Task to carry out: Records follow. Pull out every line that contains "culture".

─── Listed entries ───

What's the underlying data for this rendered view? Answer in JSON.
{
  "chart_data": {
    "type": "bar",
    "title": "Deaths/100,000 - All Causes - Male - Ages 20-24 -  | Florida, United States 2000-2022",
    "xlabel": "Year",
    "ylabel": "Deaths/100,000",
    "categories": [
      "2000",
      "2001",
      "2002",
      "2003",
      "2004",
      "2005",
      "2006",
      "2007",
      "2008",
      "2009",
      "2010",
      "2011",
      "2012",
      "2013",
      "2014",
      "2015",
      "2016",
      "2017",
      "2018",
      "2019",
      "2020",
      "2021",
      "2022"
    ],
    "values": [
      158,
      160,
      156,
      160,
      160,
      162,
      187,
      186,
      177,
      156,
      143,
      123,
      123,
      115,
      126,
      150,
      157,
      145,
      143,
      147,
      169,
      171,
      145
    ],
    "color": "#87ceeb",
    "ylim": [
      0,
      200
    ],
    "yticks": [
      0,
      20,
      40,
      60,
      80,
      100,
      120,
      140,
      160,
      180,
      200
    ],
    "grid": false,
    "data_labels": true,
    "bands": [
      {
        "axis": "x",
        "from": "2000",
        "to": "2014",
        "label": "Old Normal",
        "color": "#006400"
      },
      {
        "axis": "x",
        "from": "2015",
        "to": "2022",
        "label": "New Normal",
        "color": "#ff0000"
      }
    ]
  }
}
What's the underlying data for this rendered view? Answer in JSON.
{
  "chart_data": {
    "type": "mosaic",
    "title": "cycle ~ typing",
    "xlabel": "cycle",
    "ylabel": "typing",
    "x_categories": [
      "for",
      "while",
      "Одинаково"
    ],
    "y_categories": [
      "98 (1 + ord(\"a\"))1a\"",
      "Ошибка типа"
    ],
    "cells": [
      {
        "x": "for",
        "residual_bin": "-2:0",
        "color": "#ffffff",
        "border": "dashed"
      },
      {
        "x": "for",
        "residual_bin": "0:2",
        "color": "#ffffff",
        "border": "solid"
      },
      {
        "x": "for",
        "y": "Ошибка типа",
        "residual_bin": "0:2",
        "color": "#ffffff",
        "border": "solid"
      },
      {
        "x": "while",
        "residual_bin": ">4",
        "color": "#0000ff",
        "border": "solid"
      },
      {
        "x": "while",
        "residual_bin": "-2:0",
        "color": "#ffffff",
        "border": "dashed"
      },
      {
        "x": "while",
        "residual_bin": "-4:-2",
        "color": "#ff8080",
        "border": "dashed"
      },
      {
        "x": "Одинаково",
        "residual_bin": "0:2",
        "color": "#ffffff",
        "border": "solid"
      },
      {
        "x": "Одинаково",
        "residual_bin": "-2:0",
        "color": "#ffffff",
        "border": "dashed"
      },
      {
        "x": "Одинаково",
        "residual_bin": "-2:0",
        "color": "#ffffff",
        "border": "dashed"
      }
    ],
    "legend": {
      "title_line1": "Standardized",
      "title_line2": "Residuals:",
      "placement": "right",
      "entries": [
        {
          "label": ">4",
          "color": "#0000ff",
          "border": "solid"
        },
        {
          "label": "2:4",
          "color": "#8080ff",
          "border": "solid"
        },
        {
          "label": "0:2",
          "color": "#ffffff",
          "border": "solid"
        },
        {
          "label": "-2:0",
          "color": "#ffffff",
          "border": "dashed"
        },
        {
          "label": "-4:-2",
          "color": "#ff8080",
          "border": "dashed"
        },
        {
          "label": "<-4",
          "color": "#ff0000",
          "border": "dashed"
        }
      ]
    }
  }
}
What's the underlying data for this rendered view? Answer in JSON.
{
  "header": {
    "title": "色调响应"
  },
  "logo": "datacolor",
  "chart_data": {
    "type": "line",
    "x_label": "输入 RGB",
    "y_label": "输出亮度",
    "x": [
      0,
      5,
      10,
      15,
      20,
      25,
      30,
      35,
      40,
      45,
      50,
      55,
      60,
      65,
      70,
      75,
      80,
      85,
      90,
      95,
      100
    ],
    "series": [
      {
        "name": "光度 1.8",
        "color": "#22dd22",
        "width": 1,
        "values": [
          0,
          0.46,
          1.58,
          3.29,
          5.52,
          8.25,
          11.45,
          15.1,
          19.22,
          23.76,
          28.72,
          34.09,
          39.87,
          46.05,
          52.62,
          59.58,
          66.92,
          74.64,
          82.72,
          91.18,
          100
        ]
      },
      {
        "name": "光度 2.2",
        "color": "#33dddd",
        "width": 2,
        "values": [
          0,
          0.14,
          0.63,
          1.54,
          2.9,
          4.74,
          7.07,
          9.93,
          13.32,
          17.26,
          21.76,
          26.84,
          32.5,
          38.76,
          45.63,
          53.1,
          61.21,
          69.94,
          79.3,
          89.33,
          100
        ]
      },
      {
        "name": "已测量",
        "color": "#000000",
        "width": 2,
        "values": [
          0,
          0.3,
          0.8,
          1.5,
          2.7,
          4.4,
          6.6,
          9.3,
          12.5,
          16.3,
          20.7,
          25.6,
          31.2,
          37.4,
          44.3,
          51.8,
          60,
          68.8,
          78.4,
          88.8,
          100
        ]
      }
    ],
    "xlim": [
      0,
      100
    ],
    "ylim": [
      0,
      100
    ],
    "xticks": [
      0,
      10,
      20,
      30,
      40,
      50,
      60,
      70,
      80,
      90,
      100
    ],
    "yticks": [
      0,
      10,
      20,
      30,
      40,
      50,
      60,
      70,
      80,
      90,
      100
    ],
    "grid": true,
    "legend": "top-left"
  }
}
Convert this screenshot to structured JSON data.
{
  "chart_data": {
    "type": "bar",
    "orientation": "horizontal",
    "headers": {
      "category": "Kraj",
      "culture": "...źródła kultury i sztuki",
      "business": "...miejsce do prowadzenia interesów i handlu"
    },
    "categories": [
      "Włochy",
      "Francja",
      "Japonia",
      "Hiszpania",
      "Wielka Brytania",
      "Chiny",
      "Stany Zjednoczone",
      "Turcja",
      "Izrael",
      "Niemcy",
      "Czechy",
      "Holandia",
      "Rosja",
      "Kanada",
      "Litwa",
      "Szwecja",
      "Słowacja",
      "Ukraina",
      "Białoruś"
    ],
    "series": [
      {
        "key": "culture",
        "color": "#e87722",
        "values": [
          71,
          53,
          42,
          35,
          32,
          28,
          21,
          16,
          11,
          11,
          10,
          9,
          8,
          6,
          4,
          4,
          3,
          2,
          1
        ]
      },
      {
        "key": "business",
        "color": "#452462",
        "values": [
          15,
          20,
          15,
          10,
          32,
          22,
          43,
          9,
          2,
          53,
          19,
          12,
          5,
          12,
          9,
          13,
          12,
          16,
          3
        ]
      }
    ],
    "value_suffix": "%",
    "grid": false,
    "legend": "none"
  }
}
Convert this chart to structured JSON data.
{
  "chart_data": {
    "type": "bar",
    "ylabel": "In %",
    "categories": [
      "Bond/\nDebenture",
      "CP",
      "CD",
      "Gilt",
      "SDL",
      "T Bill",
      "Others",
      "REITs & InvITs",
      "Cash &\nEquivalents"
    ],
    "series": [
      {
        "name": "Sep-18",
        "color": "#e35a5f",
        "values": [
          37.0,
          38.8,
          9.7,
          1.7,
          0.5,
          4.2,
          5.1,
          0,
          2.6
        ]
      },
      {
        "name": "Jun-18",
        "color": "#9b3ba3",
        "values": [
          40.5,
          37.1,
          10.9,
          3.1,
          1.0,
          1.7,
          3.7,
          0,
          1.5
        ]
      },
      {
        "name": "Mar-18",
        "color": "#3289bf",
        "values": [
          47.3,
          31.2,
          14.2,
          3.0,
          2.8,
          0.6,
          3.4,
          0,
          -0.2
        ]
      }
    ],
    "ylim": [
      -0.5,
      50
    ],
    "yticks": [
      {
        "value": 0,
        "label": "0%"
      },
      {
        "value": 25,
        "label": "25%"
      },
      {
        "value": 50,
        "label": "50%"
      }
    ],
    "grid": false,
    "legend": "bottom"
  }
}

───

Written answer:
      "culture": "...źródła kultury i sztuki",
        "key": "culture",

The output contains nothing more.